> **Your instructions**
Print all of the lines exactly. Any picture among them stays out.

(Figure content listings)
• • • •
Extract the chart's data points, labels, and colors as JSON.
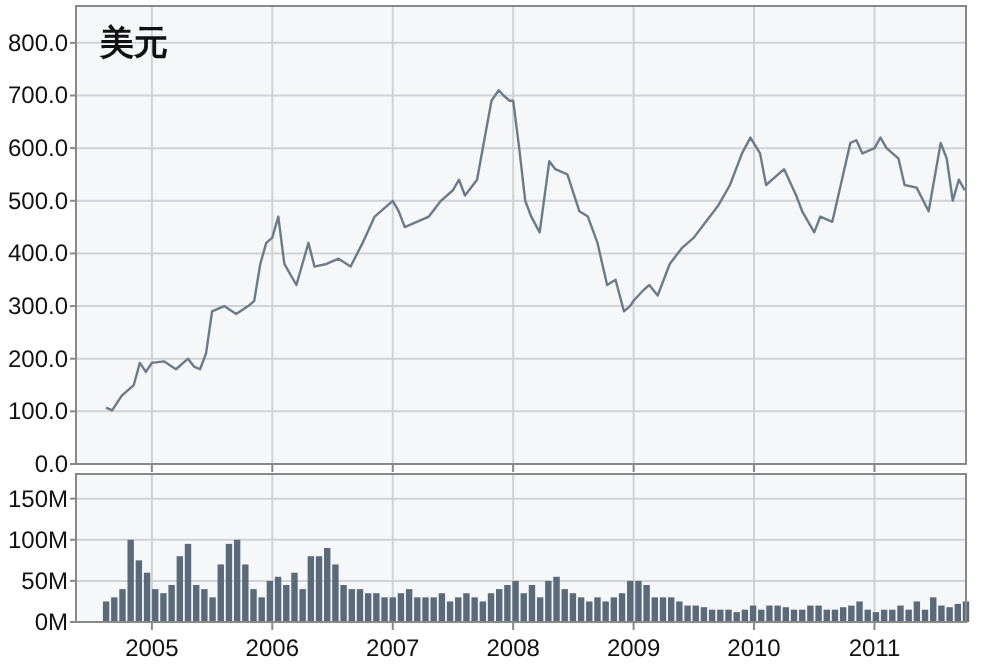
{
  "chart_data": [
    {
      "type": "line",
      "title": "美元",
      "grid": true,
      "tick_labels": "y",
      "xlim": [
        2004.37,
        2011.76
      ],
      "ylim": [
        0,
        870
      ],
      "xticks": [
        2005,
        2006,
        2007,
        2008,
        2009,
        2010,
        2011
      ],
      "yticks": [
        {
          "value": 0,
          "label": "0.0"
        },
        {
          "value": 100,
          "label": "100.0"
        },
        {
          "value": 200,
          "label": "200.0"
        },
        {
          "value": 300,
          "label": "300.0"
        },
        {
          "value": 400,
          "label": "400.0"
        },
        {
          "value": 500,
          "label": "500.0"
        },
        {
          "value": 600,
          "label": "600.0"
        },
        {
          "value": 700,
          "label": "700.0"
        },
        {
          "value": 800,
          "label": "800.0"
        }
      ],
      "series": [
        {
          "color": "#6b7b8c",
          "x": [
            2004.62,
            2004.67,
            2004.75,
            2004.85,
            2004.9,
            2004.95,
            2005.0,
            2005.1,
            2005.2,
            2005.3,
            2005.35,
            2005.4,
            2005.45,
            2005.5,
            2005.6,
            2005.7,
            2005.8,
            2005.85,
            2005.9,
            2005.95,
            2006.0,
            2006.05,
            2006.1,
            2006.15,
            2006.2,
            2006.3,
            2006.35,
            2006.45,
            2006.55,
            2006.65,
            2006.75,
            2006.85,
            2006.95,
            2007.0,
            2007.05,
            2007.1,
            2007.2,
            2007.3,
            2007.4,
            2007.5,
            2007.55,
            2007.6,
            2007.7,
            2007.78,
            2007.82,
            2007.88,
            2007.92,
            2007.97,
            2008.0,
            2008.05,
            2008.1,
            2008.15,
            2008.22,
            2008.3,
            2008.35,
            2008.45,
            2008.55,
            2008.62,
            2008.7,
            2008.78,
            2008.85,
            2008.92,
            2008.97,
            2009.0,
            2009.08,
            2009.13,
            2009.2,
            2009.3,
            2009.4,
            2009.5,
            2009.6,
            2009.7,
            2009.8,
            2009.9,
            2009.97,
            2010.05,
            2010.1,
            2010.2,
            2010.25,
            2010.35,
            2010.4,
            2010.5,
            2010.55,
            2010.65,
            2010.72,
            2010.8,
            2010.85,
            2010.9,
            2011.0,
            2011.05,
            2011.1,
            2011.2,
            2011.25,
            2011.35,
            2011.45,
            2011.55,
            2011.6,
            2011.65,
            2011.7,
            2011.75
          ],
          "values": [
            107,
            102,
            130,
            150,
            192,
            175,
            192,
            195,
            180,
            200,
            185,
            180,
            210,
            290,
            300,
            285,
            300,
            310,
            380,
            420,
            430,
            470,
            380,
            360,
            340,
            420,
            375,
            380,
            390,
            375,
            420,
            470,
            490,
            500,
            480,
            450,
            460,
            470,
            500,
            520,
            540,
            510,
            540,
            640,
            690,
            710,
            700,
            690,
            690,
            600,
            500,
            470,
            440,
            575,
            560,
            550,
            480,
            470,
            420,
            340,
            350,
            290,
            300,
            310,
            330,
            340,
            320,
            380,
            410,
            430,
            460,
            490,
            530,
            590,
            620,
            590,
            530,
            550,
            560,
            510,
            480,
            440,
            470,
            460,
            530,
            610,
            615,
            590,
            600,
            620,
            600,
            580,
            530,
            525,
            480,
            610,
            580,
            500,
            540,
            520
          ]
        }
      ]
    },
    {
      "type": "bar",
      "grid": true,
      "xlim": [
        2004.37,
        2011.76
      ],
      "ylim": [
        0,
        180
      ],
      "xticks": [
        2005,
        2006,
        2007,
        2008,
        2009,
        2010,
        2011
      ],
      "yticks": [
        {
          "value": 0,
          "label": "0M"
        },
        {
          "value": 50,
          "label": "50M"
        },
        {
          "value": 100,
          "label": "100M"
        },
        {
          "value": 150,
          "label": "150M"
        }
      ],
      "series": [
        {
          "color": "#5a6a7a",
          "x": [
            2004.62,
            2004.688,
            2004.756,
            2004.824,
            2004.892,
            2004.96,
            2005.028,
            2005.096,
            2005.164,
            2005.232,
            2005.3,
            2005.368,
            2005.436,
            2005.504,
            2005.572,
            2005.64,
            2005.708,
            2005.776,
            2005.844,
            2005.912,
            2005.98,
            2006.048,
            2006.116,
            2006.184,
            2006.252,
            2006.32,
            2006.388,
            2006.456,
            2006.524,
            2006.592,
            2006.66,
            2006.728,
            2006.796,
            2006.864,
            2006.932,
            2007.0,
            2007.068,
            2007.136,
            2007.204,
            2007.272,
            2007.34,
            2007.408,
            2007.476,
            2007.544,
            2007.612,
            2007.68,
            2007.748,
            2007.816,
            2007.884,
            2007.952,
            2008.02,
            2008.088,
            2008.156,
            2008.224,
            2008.292,
            2008.36,
            2008.428,
            2008.496,
            2008.564,
            2008.632,
            2008.7,
            2008.768,
            2008.836,
            2008.904,
            2008.972,
            2009.04,
            2009.108,
            2009.176,
            2009.244,
            2009.312,
            2009.38,
            2009.448,
            2009.516,
            2009.584,
            2009.652,
            2009.72,
            2009.788,
            2009.856,
            2009.924,
            2009.992,
            2010.06,
            2010.128,
            2010.196,
            2010.264,
            2010.332,
            2010.4,
            2010.468,
            2010.536,
            2010.604,
            2010.672,
            2010.74,
            2010.808,
            2010.876,
            2010.944,
            2011.012,
            2011.08,
            2011.148,
            2011.216,
            2011.284,
            2011.352,
            2011.42,
            2011.488,
            2011.556,
            2011.624,
            2011.692,
            2011.76
          ],
          "values": [
            25,
            30,
            40,
            100,
            75,
            60,
            40,
            35,
            45,
            80,
            95,
            45,
            40,
            30,
            70,
            95,
            100,
            70,
            40,
            30,
            50,
            55,
            45,
            60,
            40,
            80,
            80,
            90,
            70,
            45,
            40,
            40,
            35,
            35,
            30,
            30,
            35,
            40,
            30,
            30,
            30,
            35,
            25,
            30,
            35,
            30,
            25,
            35,
            40,
            45,
            50,
            35,
            45,
            30,
            50,
            55,
            40,
            35,
            30,
            25,
            30,
            25,
            30,
            35,
            50,
            50,
            45,
            30,
            30,
            30,
            25,
            20,
            20,
            18,
            15,
            15,
            15,
            12,
            15,
            20,
            15,
            20,
            20,
            18,
            15,
            15,
            20,
            20,
            15,
            15,
            18,
            20,
            25,
            15,
            12,
            15,
            15,
            20,
            15,
            25,
            15,
            30,
            20,
            18,
            22,
            25
          ]
        }
      ]
    }
  ]
}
• • • •
> **Result of the task**
Extract the chart's data points, labels, and colors as JSON.
{
  "chart_data": [
    {
      "type": "line",
      "title": "美元",
      "grid": true,
      "tick_labels": "y",
      "xlim": [
        2004.37,
        2011.76
      ],
      "ylim": [
        0,
        870
      ],
      "xticks": [
        2005,
        2006,
        2007,
        2008,
        2009,
        2010,
        2011
      ],
      "yticks": [
        {
          "value": 0,
          "label": "0.0"
        },
        {
          "value": 100,
          "label": "100.0"
        },
        {
          "value": 200,
          "label": "200.0"
        },
        {
          "value": 300,
          "label": "300.0"
        },
        {
          "value": 400,
          "label": "400.0"
        },
        {
          "value": 500,
          "label": "500.0"
        },
        {
          "value": 600,
          "label": "600.0"
        },
        {
          "value": 700,
          "label": "700.0"
        },
        {
          "value": 800,
          "label": "800.0"
        }
      ],
      "series": [
        {
          "color": "#6b7b8c",
          "x": [
            2004.62,
            2004.67,
            2004.75,
            2004.85,
            2004.9,
            2004.95,
            2005.0,
            2005.1,
            2005.2,
            2005.3,
            2005.35,
            2005.4,
            2005.45,
            2005.5,
            2005.6,
            2005.7,
            2005.8,
            2005.85,
            2005.9,
            2005.95,
            2006.0,
            2006.05,
            2006.1,
            2006.15,
            2006.2,
            2006.3,
            2006.35,
            2006.45,
            2006.55,
            2006.65,
            2006.75,
            2006.85,
            2006.95,
            2007.0,
            2007.05,
            2007.1,
            2007.2,
            2007.3,
            2007.4,
            2007.5,
            2007.55,
            2007.6,
            2007.7,
            2007.78,
            2007.82,
            2007.88,
            2007.92,
            2007.97,
            2008.0,
            2008.05,
            2008.1,
            2008.15,
            2008.22,
            2008.3,
            2008.35,
            2008.45,
            2008.55,
            2008.62,
            2008.7,
            2008.78,
            2008.85,
            2008.92,
            2008.97,
            2009.0,
            2009.08,
            2009.13,
            2009.2,
            2009.3,
            2009.4,
            2009.5,
            2009.6,
            2009.7,
            2009.8,
            2009.9,
            2009.97,
            2010.05,
            2010.1,
            2010.2,
            2010.25,
            2010.35,
            2010.4,
            2010.5,
            2010.55,
            2010.65,
            2010.72,
            2010.8,
            2010.85,
            2010.9,
            2011.0,
            2011.05,
            2011.1,
            2011.2,
            2011.25,
            2011.35,
            2011.45,
            2011.55,
            2011.6,
            2011.65,
            2011.7,
            2011.75
          ],
          "values": [
            107,
            102,
            130,
            150,
            192,
            175,
            192,
            195,
            180,
            200,
            185,
            180,
            210,
            290,
            300,
            285,
            300,
            310,
            380,
            420,
            430,
            470,
            380,
            360,
            340,
            420,
            375,
            380,
            390,
            375,
            420,
            470,
            490,
            500,
            480,
            450,
            460,
            470,
            500,
            520,
            540,
            510,
            540,
            640,
            690,
            710,
            700,
            690,
            690,
            600,
            500,
            470,
            440,
            575,
            560,
            550,
            480,
            470,
            420,
            340,
            350,
            290,
            300,
            310,
            330,
            340,
            320,
            380,
            410,
            430,
            460,
            490,
            530,
            590,
            620,
            590,
            530,
            550,
            560,
            510,
            480,
            440,
            470,
            460,
            530,
            610,
            615,
            590,
            600,
            620,
            600,
            580,
            530,
            525,
            480,
            610,
            580,
            500,
            540,
            520
          ]
        }
      ]
    },
    {
      "type": "bar",
      "grid": true,
      "xlim": [
        2004.37,
        2011.76
      ],
      "ylim": [
        0,
        180
      ],
      "xticks": [
        2005,
        2006,
        2007,
        2008,
        2009,
        2010,
        2011
      ],
      "yticks": [
        {
          "value": 0,
          "label": "0M"
        },
        {
          "value": 50,
          "label": "50M"
        },
        {
          "value": 100,
          "label": "100M"
        },
        {
          "value": 150,
          "label": "150M"
        }
      ],
      "series": [
        {
          "color": "#5a6a7a",
          "x": [
            2004.62,
            2004.688,
            2004.756,
            2004.824,
            2004.892,
            2004.96,
            2005.028,
            2005.096,
            2005.164,
            2005.232,
            2005.3,
            2005.368,
            2005.436,
            2005.504,
            2005.572,
            2005.64,
            2005.708,
            2005.776,
            2005.844,
            2005.912,
            2005.98,
            2006.048,
            2006.116,
            2006.184,
            2006.252,
            2006.32,
            2006.388,
            2006.456,
            2006.524,
            2006.592,
            2006.66,
            2006.728,
            2006.796,
            2006.864,
            2006.932,
            2007.0,
            2007.068,
            2007.136,
            2007.204,
            2007.272,
            2007.34,
            2007.408,
            2007.476,
            2007.544,
            2007.612,
            2007.68,
            2007.748,
            2007.816,
            2007.884,
            2007.952,
            2008.02,
            2008.088,
            2008.156,
            2008.224,
            2008.292,
            2008.36,
            2008.428,
            2008.496,
            2008.564,
            2008.632,
            2008.7,
            2008.768,
            2008.836,
            2008.904,
            2008.972,
            2009.04,
            2009.108,
            2009.176,
            2009.244,
            2009.312,
            2009.38,
            2009.448,
            2009.516,
            2009.584,
            2009.652,
            2009.72,
            2009.788,
            2009.856,
            2009.924,
            2009.992,
            2010.06,
            2010.128,
            2010.196,
            2010.264,
            2010.332,
            2010.4,
            2010.468,
            2010.536,
            2010.604,
            2010.672,
            2010.74,
            2010.808,
            2010.876,
            2010.944,
            2011.012,
            2011.08,
            2011.148,
            2011.216,
            2011.284,
            2011.352,
            2011.42,
            2011.488,
            2011.556,
            2011.624,
            2011.692,
            2011.76
          ],
          "values": [
            25,
            30,
            40,
            100,
            75,
            60,
            40,
            35,
            45,
            80,
            95,
            45,
            40,
            30,
            70,
            95,
            100,
            70,
            40,
            30,
            50,
            55,
            45,
            60,
            40,
            80,
            80,
            90,
            70,
            45,
            40,
            40,
            35,
            35,
            30,
            30,
            35,
            40,
            30,
            30,
            30,
            35,
            25,
            30,
            35,
            30,
            25,
            35,
            40,
            45,
            50,
            35,
            45,
            30,
            50,
            55,
            40,
            35,
            30,
            25,
            30,
            25,
            30,
            35,
            50,
            50,
            45,
            30,
            30,
            30,
            25,
            20,
            20,
            18,
            15,
            15,
            15,
            12,
            15,
            20,
            15,
            20,
            20,
            18,
            15,
            15,
            20,
            20,
            15,
            15,
            18,
            20,
            25,
            15,
            12,
            15,
            15,
            20,
            15,
            25,
            15,
            30,
            20,
            18,
            22,
            25
          ]
        }
      ]
    }
  ]
}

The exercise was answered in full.